------ DATASET EXCERPTS ------

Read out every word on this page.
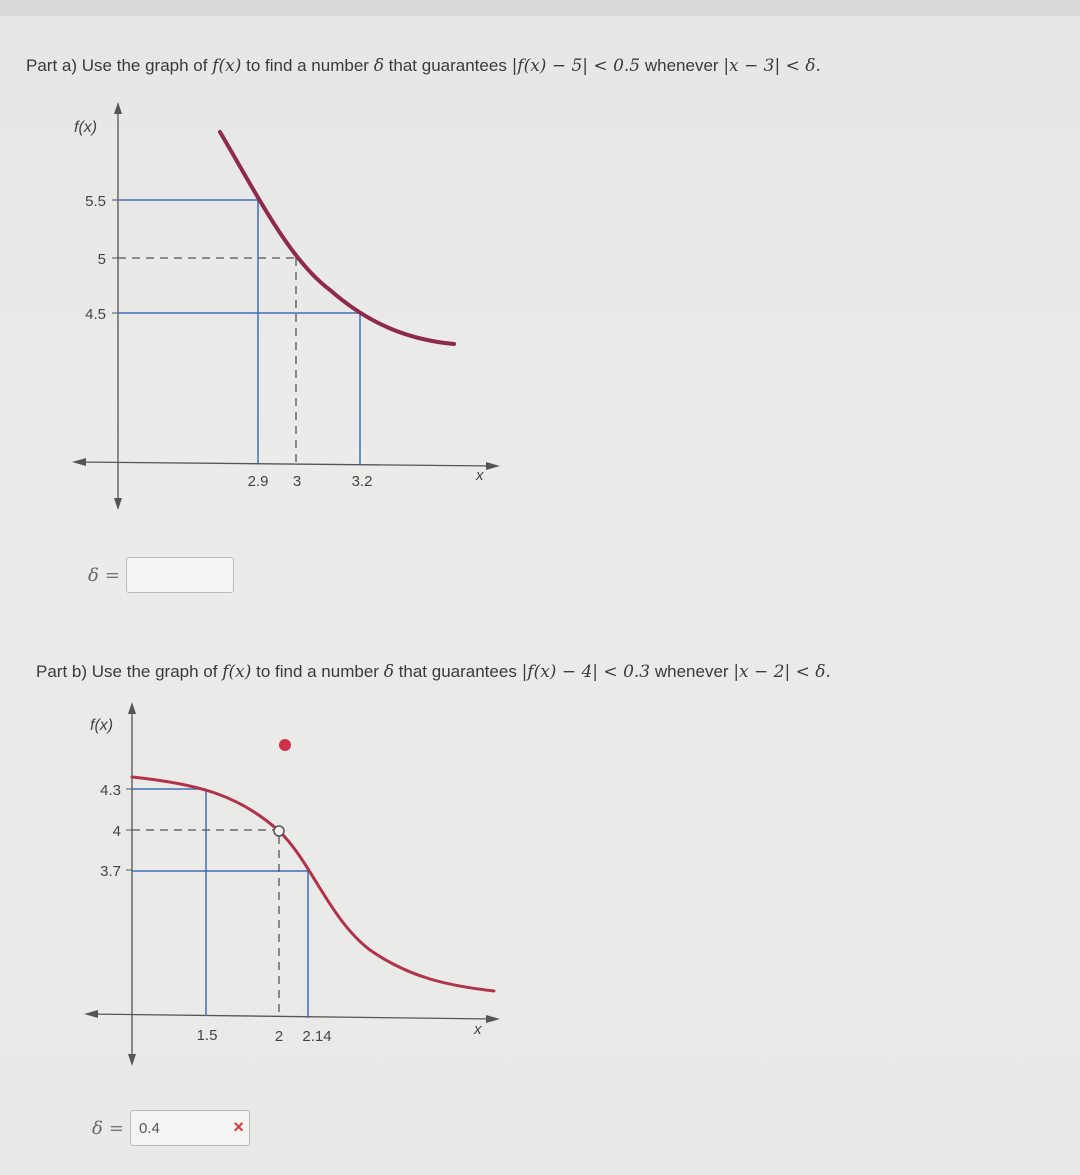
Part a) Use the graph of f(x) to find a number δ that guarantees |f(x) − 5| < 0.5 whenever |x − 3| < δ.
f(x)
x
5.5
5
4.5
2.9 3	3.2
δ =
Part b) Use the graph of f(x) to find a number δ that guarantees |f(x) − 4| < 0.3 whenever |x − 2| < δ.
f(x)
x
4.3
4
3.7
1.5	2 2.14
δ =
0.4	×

------
------ DATASET EXCERPTS ------

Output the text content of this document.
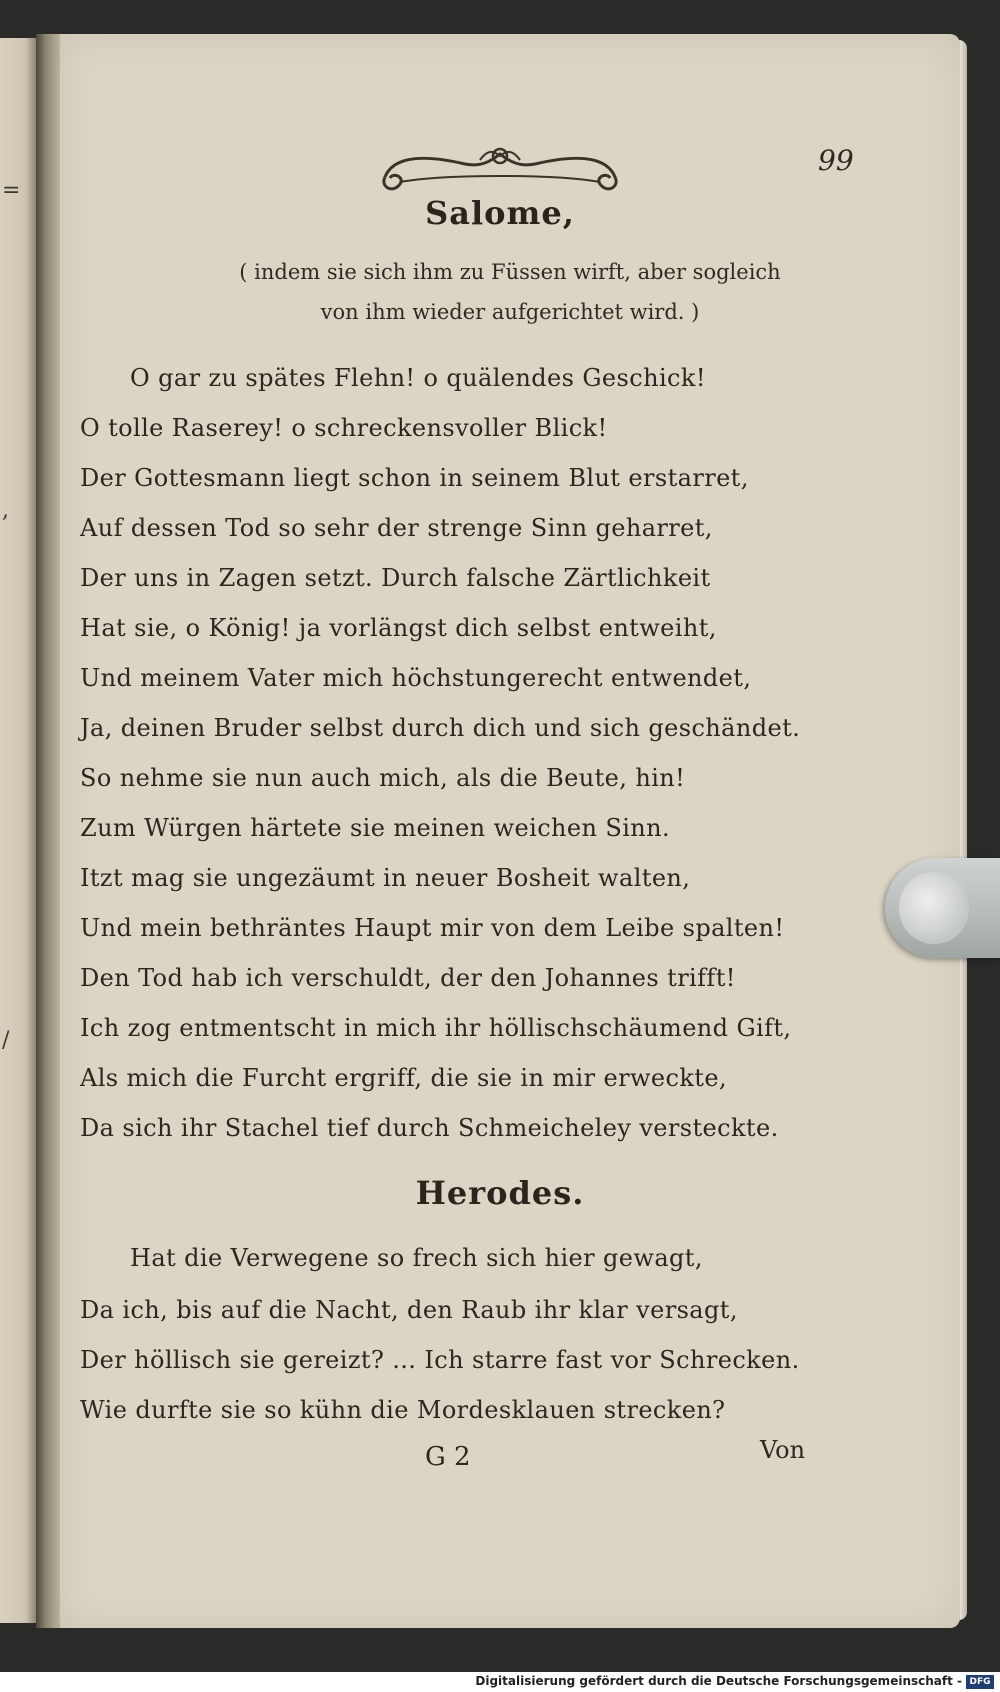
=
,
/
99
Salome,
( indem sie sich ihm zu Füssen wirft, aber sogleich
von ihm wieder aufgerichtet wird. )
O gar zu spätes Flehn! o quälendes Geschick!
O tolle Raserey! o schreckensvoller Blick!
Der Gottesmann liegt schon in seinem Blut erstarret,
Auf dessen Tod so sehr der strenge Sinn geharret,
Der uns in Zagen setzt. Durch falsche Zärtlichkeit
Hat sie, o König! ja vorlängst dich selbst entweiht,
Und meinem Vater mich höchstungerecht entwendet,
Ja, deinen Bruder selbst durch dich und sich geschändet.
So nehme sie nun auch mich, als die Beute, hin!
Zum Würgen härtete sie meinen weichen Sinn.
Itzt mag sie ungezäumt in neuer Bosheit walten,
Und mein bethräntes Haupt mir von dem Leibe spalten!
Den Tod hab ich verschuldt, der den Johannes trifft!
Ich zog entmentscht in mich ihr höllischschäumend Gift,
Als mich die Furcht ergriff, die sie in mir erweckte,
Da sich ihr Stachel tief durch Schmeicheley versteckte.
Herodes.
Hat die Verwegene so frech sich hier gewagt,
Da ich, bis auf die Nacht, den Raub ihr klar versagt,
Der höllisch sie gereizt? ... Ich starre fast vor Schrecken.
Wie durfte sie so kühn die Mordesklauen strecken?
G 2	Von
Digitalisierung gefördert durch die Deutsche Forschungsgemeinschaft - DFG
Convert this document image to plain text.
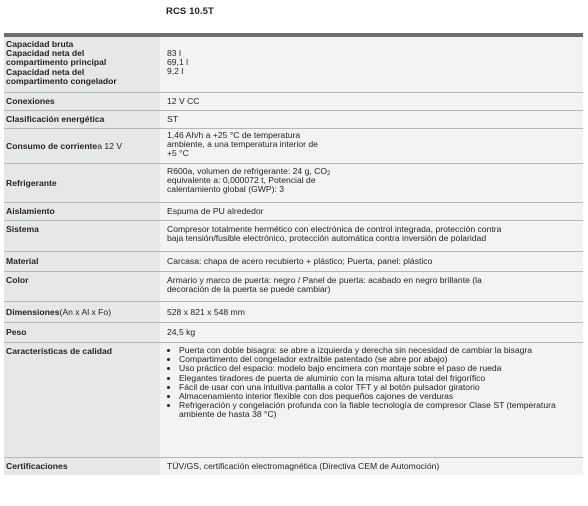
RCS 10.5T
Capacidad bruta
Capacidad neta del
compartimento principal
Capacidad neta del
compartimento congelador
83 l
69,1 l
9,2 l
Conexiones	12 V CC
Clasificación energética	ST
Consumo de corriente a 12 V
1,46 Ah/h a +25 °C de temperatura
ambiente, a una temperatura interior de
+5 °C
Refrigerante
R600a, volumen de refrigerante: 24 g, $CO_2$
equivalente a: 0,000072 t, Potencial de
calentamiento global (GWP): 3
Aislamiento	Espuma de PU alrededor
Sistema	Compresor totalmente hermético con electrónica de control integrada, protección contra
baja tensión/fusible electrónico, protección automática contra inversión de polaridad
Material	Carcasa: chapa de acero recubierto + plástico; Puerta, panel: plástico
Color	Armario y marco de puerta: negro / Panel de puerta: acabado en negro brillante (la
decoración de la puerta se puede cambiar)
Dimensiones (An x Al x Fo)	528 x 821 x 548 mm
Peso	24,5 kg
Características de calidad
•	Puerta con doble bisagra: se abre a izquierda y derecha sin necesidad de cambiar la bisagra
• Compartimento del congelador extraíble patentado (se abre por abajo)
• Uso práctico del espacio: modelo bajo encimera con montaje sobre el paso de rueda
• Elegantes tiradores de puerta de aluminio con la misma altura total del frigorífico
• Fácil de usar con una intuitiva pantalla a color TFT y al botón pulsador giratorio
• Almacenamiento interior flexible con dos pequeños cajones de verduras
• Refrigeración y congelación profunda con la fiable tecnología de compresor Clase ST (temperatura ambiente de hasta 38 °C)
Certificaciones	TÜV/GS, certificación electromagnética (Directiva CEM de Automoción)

------

WHAT TO WORK ON: State how many lines of the listing hold the string "congelador"; reply with the number and nothing else.

OUTPUT FOR THIS TASK: 2